» PROBLEM TO SOLVE
Identify, in the records below, every line where the string "当月同比" appears, and copy each such line.

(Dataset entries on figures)

Begin

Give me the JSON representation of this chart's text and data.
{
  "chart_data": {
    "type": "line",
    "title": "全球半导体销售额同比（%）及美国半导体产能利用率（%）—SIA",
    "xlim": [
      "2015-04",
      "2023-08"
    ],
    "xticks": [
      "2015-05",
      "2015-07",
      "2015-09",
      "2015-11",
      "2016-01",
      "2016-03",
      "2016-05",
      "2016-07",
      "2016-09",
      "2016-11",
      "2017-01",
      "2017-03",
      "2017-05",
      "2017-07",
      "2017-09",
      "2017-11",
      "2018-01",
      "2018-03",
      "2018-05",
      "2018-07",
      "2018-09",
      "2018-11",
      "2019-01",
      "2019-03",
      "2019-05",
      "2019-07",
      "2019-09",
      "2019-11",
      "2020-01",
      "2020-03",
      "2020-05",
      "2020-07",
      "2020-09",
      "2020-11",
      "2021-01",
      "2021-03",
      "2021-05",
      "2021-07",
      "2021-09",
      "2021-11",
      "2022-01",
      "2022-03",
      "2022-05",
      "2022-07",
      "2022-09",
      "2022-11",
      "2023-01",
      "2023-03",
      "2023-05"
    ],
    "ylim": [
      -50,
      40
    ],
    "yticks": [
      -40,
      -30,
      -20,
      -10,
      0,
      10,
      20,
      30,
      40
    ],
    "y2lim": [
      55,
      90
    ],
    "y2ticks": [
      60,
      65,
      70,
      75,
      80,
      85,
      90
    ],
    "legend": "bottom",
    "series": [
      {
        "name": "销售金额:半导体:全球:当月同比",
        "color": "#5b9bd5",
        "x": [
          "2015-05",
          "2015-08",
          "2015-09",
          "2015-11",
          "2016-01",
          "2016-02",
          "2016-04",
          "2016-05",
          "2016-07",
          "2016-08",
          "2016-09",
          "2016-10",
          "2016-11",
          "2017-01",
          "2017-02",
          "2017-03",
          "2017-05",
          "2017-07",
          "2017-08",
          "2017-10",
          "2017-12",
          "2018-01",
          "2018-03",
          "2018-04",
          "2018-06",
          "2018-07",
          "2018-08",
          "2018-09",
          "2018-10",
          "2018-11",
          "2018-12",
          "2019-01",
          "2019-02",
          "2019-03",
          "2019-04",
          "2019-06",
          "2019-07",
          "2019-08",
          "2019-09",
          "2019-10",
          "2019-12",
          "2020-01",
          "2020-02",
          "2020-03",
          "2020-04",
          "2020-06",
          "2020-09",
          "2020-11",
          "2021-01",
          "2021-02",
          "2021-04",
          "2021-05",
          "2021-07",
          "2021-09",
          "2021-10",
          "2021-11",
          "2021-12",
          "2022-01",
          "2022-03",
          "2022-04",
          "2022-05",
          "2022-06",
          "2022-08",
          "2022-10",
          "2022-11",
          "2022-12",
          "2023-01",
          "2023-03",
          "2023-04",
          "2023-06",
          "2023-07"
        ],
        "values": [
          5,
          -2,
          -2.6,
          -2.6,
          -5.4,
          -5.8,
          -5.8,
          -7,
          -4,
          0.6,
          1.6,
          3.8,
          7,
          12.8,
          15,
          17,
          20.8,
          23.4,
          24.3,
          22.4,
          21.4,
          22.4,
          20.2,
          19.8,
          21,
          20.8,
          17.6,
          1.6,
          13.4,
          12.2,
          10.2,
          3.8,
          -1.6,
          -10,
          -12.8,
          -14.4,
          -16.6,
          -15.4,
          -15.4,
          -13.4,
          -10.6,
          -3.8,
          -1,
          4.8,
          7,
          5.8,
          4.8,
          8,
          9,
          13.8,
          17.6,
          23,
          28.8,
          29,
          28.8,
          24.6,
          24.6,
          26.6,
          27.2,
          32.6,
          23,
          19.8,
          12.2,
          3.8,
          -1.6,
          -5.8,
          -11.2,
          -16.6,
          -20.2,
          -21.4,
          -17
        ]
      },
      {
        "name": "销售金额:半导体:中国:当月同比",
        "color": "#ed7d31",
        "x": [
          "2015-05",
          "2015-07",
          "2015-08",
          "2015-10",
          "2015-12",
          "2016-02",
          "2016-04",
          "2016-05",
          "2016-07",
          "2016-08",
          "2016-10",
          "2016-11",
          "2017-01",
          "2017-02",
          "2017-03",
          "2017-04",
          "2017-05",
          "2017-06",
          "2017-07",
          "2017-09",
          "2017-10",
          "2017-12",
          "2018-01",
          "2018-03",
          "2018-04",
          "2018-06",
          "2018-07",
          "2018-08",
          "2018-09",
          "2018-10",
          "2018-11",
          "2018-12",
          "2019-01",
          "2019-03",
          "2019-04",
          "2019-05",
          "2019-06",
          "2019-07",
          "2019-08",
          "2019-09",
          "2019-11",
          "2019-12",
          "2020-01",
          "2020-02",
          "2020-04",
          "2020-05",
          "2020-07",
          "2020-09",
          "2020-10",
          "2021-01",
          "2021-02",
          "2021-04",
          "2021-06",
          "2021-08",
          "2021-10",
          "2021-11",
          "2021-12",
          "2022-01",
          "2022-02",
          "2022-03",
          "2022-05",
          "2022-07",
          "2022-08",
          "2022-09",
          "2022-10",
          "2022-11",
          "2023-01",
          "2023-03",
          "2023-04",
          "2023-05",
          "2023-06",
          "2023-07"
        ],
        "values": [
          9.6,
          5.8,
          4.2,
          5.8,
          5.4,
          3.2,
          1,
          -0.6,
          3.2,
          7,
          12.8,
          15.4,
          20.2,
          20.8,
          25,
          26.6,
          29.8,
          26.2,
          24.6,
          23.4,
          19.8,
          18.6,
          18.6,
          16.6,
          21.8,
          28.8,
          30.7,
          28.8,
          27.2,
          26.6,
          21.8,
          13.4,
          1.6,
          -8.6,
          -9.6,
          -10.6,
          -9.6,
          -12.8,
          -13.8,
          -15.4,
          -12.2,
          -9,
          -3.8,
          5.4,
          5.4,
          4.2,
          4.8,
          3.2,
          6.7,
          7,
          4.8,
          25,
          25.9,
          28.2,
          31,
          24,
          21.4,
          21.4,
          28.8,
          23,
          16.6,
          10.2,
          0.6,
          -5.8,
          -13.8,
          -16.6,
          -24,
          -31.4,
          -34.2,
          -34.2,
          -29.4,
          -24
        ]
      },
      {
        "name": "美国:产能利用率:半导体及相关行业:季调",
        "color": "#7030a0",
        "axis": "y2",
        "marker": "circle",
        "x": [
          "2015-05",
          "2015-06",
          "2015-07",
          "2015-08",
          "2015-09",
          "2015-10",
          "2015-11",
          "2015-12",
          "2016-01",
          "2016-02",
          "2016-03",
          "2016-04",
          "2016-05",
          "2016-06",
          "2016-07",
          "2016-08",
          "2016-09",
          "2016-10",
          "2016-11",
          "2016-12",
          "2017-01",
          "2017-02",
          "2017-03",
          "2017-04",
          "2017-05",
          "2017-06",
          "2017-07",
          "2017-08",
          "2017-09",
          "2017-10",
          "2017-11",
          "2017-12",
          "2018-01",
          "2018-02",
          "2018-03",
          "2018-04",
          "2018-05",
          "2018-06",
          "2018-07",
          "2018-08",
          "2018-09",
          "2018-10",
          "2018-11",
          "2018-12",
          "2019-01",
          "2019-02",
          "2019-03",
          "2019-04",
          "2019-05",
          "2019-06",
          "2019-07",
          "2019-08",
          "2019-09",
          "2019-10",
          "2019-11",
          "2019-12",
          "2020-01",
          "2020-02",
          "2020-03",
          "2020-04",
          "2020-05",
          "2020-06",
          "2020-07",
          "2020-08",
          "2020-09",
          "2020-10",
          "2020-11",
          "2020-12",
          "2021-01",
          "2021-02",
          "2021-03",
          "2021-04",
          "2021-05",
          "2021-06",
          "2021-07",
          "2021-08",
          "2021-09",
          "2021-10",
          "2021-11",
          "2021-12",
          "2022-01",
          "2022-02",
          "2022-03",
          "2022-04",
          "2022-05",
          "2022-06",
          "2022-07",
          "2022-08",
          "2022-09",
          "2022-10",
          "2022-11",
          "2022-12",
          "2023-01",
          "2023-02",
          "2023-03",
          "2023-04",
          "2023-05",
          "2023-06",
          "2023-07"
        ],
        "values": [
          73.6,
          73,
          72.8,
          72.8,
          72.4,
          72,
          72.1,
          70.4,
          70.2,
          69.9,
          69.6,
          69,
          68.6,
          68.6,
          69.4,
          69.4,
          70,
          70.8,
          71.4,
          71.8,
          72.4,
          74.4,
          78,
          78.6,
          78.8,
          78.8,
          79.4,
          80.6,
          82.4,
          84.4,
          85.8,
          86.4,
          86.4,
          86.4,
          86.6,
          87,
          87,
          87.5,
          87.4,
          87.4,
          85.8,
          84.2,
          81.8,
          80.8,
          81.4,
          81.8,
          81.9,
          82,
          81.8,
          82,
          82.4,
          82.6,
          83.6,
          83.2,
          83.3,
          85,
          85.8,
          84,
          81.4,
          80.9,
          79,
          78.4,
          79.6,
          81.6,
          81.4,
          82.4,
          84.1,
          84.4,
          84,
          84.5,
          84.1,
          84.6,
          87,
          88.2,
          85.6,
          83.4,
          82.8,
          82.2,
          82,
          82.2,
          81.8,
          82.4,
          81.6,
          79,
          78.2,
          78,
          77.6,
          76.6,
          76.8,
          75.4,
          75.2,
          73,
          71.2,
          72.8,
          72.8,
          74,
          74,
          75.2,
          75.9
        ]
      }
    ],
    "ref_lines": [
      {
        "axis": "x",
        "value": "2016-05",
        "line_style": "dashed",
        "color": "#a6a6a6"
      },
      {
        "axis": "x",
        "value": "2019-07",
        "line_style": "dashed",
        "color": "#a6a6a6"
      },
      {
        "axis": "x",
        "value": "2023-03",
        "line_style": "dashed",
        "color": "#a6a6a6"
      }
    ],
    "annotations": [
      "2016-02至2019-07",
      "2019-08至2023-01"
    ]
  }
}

End

» WRITTEN SOLUTION
        "name": "销售金额:半导体:全球:当月同比",
        "name": "销售金额:半导体:中国:当月同比",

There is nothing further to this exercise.